Output the full listing word for word.

Collection entries:
****************************************
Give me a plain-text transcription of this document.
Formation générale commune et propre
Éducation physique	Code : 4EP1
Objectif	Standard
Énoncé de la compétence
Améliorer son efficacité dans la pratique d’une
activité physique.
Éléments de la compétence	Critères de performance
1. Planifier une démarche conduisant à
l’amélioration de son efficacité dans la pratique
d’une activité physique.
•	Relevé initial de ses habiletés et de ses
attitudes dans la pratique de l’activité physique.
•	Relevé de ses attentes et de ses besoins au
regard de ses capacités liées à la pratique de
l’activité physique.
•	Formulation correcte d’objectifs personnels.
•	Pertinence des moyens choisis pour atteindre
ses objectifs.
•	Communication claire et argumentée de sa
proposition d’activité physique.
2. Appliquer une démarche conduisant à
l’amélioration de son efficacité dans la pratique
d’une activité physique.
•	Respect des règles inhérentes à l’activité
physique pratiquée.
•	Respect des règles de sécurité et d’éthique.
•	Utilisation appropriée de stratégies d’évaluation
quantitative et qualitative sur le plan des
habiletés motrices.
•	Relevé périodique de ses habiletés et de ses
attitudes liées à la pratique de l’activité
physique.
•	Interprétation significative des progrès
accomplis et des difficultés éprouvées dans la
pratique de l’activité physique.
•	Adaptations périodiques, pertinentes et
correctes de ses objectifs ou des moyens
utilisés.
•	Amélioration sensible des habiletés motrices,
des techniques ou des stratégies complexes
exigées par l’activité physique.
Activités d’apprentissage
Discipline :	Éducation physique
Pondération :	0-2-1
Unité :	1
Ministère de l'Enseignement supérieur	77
****************************************
**Answer to the task**
Give me a plain-text transcription of this document.
Formation générale commune et propre
Éducation physique	Code : 4EP1
Objectif	Standard
Énoncé de la compétence
Améliorer son efficacité dans la pratique d’une
activité physique.
Éléments de la compétence	Critères de performance
1. Planifier une démarche conduisant à
l’amélioration de son efficacité dans la pratique
d’une activité physique.
•	Relevé initial de ses habiletés et de ses
attitudes dans la pratique de l’activité physique.
•	Relevé de ses attentes et de ses besoins au
regard de ses capacités liées à la pratique de
l’activité physique.
•	Formulation correcte d’objectifs personnels.
•	Pertinence des moyens choisis pour atteindre
ses objectifs.
•	Communication claire et argumentée de sa
proposition d’activité physique.
2. Appliquer une démarche conduisant à
l’amélioration de son efficacité dans la pratique
d’une activité physique.
•	Respect des règles inhérentes à l’activité
physique pratiquée.
•	Respect des règles de sécurité et d’éthique.
•	Utilisation appropriée de stratégies d’évaluation
quantitative et qualitative sur le plan des
habiletés motrices.
•	Relevé périodique de ses habiletés et de ses
attitudes liées à la pratique de l’activité
physique.
•	Interprétation significative des progrès
accomplis et des difficultés éprouvées dans la
pratique de l’activité physique.
•	Adaptations périodiques, pertinentes et
correctes de ses objectifs ou des moyens
utilisés.
•	Amélioration sensible des habiletés motrices,
des techniques ou des stratégies complexes
exigées par l’activité physique.
Activités d’apprentissage
Discipline :	Éducation physique
Pondération :	0-2-1
Unité :	1
Ministère de l'Enseignement supérieur	77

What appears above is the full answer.